[START]
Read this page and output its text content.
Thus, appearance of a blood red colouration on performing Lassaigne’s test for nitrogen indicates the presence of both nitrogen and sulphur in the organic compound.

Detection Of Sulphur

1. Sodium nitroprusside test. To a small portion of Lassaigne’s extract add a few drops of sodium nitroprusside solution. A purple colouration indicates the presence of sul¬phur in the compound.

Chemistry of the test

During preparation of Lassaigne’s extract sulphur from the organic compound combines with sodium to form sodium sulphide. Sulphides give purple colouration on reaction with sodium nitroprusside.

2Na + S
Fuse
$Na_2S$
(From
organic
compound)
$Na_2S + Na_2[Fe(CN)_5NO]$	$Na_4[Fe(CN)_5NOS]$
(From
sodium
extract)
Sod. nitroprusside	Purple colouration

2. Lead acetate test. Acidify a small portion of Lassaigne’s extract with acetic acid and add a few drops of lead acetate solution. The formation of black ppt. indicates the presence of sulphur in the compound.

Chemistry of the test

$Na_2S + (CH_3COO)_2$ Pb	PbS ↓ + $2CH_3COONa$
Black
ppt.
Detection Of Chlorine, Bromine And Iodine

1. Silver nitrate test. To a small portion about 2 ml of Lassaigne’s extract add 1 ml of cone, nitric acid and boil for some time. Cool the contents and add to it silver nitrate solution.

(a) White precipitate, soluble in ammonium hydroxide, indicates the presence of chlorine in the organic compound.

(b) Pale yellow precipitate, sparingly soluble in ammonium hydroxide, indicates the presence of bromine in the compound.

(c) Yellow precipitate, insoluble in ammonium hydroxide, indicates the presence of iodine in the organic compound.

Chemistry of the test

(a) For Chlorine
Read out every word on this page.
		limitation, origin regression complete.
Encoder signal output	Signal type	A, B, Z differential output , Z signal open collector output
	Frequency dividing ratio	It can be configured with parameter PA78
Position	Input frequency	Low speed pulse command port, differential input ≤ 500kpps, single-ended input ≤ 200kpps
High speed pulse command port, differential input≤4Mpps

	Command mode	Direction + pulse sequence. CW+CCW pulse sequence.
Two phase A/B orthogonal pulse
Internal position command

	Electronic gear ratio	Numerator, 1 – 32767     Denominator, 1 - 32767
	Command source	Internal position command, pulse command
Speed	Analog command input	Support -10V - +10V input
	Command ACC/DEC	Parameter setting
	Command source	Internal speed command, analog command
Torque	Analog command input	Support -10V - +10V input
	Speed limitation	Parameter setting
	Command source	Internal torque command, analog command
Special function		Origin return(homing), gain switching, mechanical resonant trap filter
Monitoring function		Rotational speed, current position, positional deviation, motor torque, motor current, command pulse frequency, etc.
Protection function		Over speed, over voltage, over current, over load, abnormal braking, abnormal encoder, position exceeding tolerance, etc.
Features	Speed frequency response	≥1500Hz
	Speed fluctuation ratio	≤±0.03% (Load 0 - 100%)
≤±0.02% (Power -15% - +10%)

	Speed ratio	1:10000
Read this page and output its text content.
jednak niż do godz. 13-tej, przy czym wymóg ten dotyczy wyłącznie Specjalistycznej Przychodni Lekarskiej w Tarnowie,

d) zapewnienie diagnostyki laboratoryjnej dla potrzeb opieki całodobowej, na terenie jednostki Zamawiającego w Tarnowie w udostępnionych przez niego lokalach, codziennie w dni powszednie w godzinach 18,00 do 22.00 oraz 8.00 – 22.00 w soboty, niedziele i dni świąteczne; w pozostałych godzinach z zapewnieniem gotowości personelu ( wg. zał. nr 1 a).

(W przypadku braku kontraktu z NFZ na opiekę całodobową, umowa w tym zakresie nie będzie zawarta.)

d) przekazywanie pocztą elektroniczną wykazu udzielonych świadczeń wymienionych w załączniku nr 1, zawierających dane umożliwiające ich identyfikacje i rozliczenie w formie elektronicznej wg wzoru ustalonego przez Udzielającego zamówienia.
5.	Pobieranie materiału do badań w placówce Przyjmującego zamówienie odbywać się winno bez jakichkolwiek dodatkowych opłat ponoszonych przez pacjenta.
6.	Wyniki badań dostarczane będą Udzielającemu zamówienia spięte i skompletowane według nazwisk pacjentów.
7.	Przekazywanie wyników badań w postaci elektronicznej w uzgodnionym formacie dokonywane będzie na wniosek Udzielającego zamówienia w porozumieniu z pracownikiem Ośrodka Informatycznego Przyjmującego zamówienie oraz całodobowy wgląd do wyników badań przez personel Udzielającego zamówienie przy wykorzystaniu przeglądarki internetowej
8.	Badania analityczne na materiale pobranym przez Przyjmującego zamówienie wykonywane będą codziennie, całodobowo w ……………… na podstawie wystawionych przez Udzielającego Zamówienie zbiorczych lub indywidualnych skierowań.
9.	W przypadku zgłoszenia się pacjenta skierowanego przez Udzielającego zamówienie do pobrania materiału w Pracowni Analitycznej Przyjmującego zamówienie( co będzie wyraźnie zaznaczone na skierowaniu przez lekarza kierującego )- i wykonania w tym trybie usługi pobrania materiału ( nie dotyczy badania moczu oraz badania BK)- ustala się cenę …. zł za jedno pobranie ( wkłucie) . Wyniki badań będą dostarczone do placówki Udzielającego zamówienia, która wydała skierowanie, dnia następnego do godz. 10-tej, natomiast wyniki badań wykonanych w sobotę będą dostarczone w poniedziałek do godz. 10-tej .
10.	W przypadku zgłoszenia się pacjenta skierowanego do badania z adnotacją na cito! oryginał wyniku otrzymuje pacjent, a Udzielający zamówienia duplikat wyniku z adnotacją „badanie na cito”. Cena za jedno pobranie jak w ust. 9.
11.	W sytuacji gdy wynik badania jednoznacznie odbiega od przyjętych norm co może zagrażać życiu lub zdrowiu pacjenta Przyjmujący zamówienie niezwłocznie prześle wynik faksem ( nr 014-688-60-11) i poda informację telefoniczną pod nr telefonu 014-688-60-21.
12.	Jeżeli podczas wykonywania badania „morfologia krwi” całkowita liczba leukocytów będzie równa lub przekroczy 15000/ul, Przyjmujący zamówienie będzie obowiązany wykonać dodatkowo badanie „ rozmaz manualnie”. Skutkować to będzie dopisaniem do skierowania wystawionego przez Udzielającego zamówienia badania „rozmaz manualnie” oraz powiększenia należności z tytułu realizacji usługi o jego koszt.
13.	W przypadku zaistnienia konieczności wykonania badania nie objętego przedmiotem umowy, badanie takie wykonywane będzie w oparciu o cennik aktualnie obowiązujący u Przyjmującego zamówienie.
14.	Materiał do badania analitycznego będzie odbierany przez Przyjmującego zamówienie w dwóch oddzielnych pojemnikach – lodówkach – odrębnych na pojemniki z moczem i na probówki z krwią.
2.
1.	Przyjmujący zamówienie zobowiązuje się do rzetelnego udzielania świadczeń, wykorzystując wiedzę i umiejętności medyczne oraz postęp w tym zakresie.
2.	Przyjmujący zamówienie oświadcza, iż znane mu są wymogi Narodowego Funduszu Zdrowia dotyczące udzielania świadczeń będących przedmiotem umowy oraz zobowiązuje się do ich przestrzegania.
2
[END]
§ TO BE DONE
Give back all the data exactly as written.

§ THE COMPLETED TASK
Read this page and output its text content.
Thus, appearance of a blood red colouration on performing Lassaigne’s test for nitrogen indicates the presence of both nitrogen and sulphur in the organic compound.

Detection Of Sulphur

1. Sodium nitroprusside test. To a small portion of Lassaigne’s extract add a few drops of sodium nitroprusside solution. A purple colouration indicates the presence of sul¬phur in the compound.

Chemistry of the test

During preparation of Lassaigne’s extract sulphur from the organic compound combines with sodium to form sodium sulphide. Sulphides give purple colouration on reaction with sodium nitroprusside.

2Na + S
Fuse
$Na_2S$
(From
organic
compound)
$Na_2S + Na_2[Fe(CN)_5NO]$	$Na_4[Fe(CN)_5NOS]$
(From
sodium
extract)
Sod. nitroprusside	Purple colouration

2. Lead acetate test. Acidify a small portion of Lassaigne’s extract with acetic acid and add a few drops of lead acetate solution. The formation of black ppt. indicates the presence of sulphur in the compound.

Chemistry of the test

$Na_2S + (CH_3COO)_2$ Pb	PbS ↓ + $2CH_3COONa$
Black
ppt.
Detection Of Chlorine, Bromine And Iodine

1. Silver nitrate test. To a small portion about 2 ml of Lassaigne’s extract add 1 ml of cone, nitric acid and boil for some time. Cool the contents and add to it silver nitrate solution.

(a) White precipitate, soluble in ammonium hydroxide, indicates the presence of chlorine in the organic compound.

(b) Pale yellow precipitate, sparingly soluble in ammonium hydroxide, indicates the presence of bromine in the compound.

(c) Yellow precipitate, insoluble in ammonium hydroxide, indicates the presence of iodine in the organic compound.

Chemistry of the test

(a) For Chlorine
Read out every word on this page.
		limitation, origin regression complete.
Encoder signal output	Signal type	A, B, Z differential output , Z signal open collector output
	Frequency dividing ratio	It can be configured with parameter PA78
Position	Input frequency	Low speed pulse command port, differential input ≤ 500kpps, single-ended input ≤ 200kpps
High speed pulse command port, differential input≤4Mpps

	Command mode	Direction + pulse sequence. CW+CCW pulse sequence.
Two phase A/B orthogonal pulse
Internal position command

	Electronic gear ratio	Numerator, 1 – 32767     Denominator, 1 - 32767
	Command source	Internal position command, pulse command
Speed	Analog command input	Support -10V - +10V input
	Command ACC/DEC	Parameter setting
	Command source	Internal speed command, analog command
Torque	Analog command input	Support -10V - +10V input
	Speed limitation	Parameter setting
	Command source	Internal torque command, analog command
Special function		Origin return(homing), gain switching, mechanical resonant trap filter
Monitoring function		Rotational speed, current position, positional deviation, motor torque, motor current, command pulse frequency, etc.
Protection function		Over speed, over voltage, over current, over load, abnormal braking, abnormal encoder, position exceeding tolerance, etc.
Features	Speed frequency response	≥1500Hz
	Speed fluctuation ratio	≤±0.03% (Load 0 - 100%)
≤±0.02% (Power -15% - +10%)

	Speed ratio	1:10000
Read this page and output its text content.
jednak niż do godz. 13-tej, przy czym wymóg ten dotyczy wyłącznie Specjalistycznej Przychodni Lekarskiej w Tarnowie,

d) zapewnienie diagnostyki laboratoryjnej dla potrzeb opieki całodobowej, na terenie jednostki Zamawiającego w Tarnowie w udostępnionych przez niego lokalach, codziennie w dni powszednie w godzinach 18,00 do 22.00 oraz 8.00 – 22.00 w soboty, niedziele i dni świąteczne; w pozostałych godzinach z zapewnieniem gotowości personelu ( wg. zał. nr 1 a).

(W przypadku braku kontraktu z NFZ na opiekę całodobową, umowa w tym zakresie nie będzie zawarta.)

d) przekazywanie pocztą elektroniczną wykazu udzielonych świadczeń wymienionych w załączniku nr 1, zawierających dane umożliwiające ich identyfikacje i rozliczenie w formie elektronicznej wg wzoru ustalonego przez Udzielającego zamówienia.
5.	Pobieranie materiału do badań w placówce Przyjmującego zamówienie odbywać się winno bez jakichkolwiek dodatkowych opłat ponoszonych przez pacjenta.
6.	Wyniki badań dostarczane będą Udzielającemu zamówienia spięte i skompletowane według nazwisk pacjentów.
7.	Przekazywanie wyników badań w postaci elektronicznej w uzgodnionym formacie dokonywane będzie na wniosek Udzielającego zamówienia w porozumieniu z pracownikiem Ośrodka Informatycznego Przyjmującego zamówienie oraz całodobowy wgląd do wyników badań przez personel Udzielającego zamówienie przy wykorzystaniu przeglądarki internetowej
8.	Badania analityczne na materiale pobranym przez Przyjmującego zamówienie wykonywane będą codziennie, całodobowo w ……………… na podstawie wystawionych przez Udzielającego Zamówienie zbiorczych lub indywidualnych skierowań.
9.	W przypadku zgłoszenia się pacjenta skierowanego przez Udzielającego zamówienie do pobrania materiału w Pracowni Analitycznej Przyjmującego zamówienie( co będzie wyraźnie zaznaczone na skierowaniu przez lekarza kierującego )- i wykonania w tym trybie usługi pobrania materiału ( nie dotyczy badania moczu oraz badania BK)- ustala się cenę …. zł za jedno pobranie ( wkłucie) . Wyniki badań będą dostarczone do placówki Udzielającego zamówienia, która wydała skierowanie, dnia następnego do godz. 10-tej, natomiast wyniki badań wykonanych w sobotę będą dostarczone w poniedziałek do godz. 10-tej .
10.	W przypadku zgłoszenia się pacjenta skierowanego do badania z adnotacją na cito! oryginał wyniku otrzymuje pacjent, a Udzielający zamówienia duplikat wyniku z adnotacją „badanie na cito”. Cena za jedno pobranie jak w ust. 9.
11.	W sytuacji gdy wynik badania jednoznacznie odbiega od przyjętych norm co może zagrażać życiu lub zdrowiu pacjenta Przyjmujący zamówienie niezwłocznie prześle wynik faksem ( nr 014-688-60-11) i poda informację telefoniczną pod nr telefonu 014-688-60-21.
12.	Jeżeli podczas wykonywania badania „morfologia krwi” całkowita liczba leukocytów będzie równa lub przekroczy 15000/ul, Przyjmujący zamówienie będzie obowiązany wykonać dodatkowo badanie „ rozmaz manualnie”. Skutkować to będzie dopisaniem do skierowania wystawionego przez Udzielającego zamówienia badania „rozmaz manualnie” oraz powiększenia należności z tytułu realizacji usługi o jego koszt.
13.	W przypadku zaistnienia konieczności wykonania badania nie objętego przedmiotem umowy, badanie takie wykonywane będzie w oparciu o cennik aktualnie obowiązujący u Przyjmującego zamówienie.
14.	Materiał do badania analitycznego będzie odbierany przez Przyjmującego zamówienie w dwóch oddzielnych pojemnikach – lodówkach – odrębnych na pojemniki z moczem i na probówki z krwią.
2.
1.	Przyjmujący zamówienie zobowiązuje się do rzetelnego udzielania świadczeń, wykorzystując wiedzę i umiejętności medyczne oraz postęp w tym zakresie.
2.	Przyjmujący zamówienie oświadcza, iż znane mu są wymogi Narodowego Funduszu Zdrowia dotyczące udzielania świadczeń będących przedmiotem umowy oraz zobowiązuje się do ich przestrzegania.
2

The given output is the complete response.